(begin)
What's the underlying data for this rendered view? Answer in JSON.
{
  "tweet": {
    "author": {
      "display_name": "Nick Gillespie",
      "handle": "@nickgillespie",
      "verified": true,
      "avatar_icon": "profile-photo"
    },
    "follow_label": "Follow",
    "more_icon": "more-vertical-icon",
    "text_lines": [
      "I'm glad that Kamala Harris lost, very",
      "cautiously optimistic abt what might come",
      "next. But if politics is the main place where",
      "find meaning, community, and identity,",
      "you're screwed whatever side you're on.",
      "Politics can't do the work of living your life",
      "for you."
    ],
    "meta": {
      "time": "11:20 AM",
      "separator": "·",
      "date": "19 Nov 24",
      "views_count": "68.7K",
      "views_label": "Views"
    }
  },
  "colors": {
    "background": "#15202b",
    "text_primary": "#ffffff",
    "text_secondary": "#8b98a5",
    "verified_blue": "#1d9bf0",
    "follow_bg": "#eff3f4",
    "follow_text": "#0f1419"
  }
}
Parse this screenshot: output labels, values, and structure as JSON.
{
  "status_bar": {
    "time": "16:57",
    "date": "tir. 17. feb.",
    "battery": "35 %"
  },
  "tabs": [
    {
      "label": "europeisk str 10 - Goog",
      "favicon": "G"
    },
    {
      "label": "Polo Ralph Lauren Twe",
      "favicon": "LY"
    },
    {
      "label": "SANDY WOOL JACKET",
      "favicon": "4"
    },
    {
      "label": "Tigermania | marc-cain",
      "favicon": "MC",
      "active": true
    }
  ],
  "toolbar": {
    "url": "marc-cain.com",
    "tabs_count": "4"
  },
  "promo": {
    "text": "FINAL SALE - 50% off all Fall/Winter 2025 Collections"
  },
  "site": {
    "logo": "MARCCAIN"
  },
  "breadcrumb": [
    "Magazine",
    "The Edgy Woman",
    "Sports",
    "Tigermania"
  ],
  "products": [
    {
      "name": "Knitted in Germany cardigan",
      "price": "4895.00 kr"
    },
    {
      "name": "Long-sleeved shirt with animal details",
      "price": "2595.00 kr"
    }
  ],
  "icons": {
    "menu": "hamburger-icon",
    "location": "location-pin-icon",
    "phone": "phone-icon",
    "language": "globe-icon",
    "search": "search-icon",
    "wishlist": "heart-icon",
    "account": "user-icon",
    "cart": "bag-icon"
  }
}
(end)
### WRITTEN EXERCISE
Determine how many lines above contain "this" as a word or string. Give the number alone.

### CORRECT RESULT
2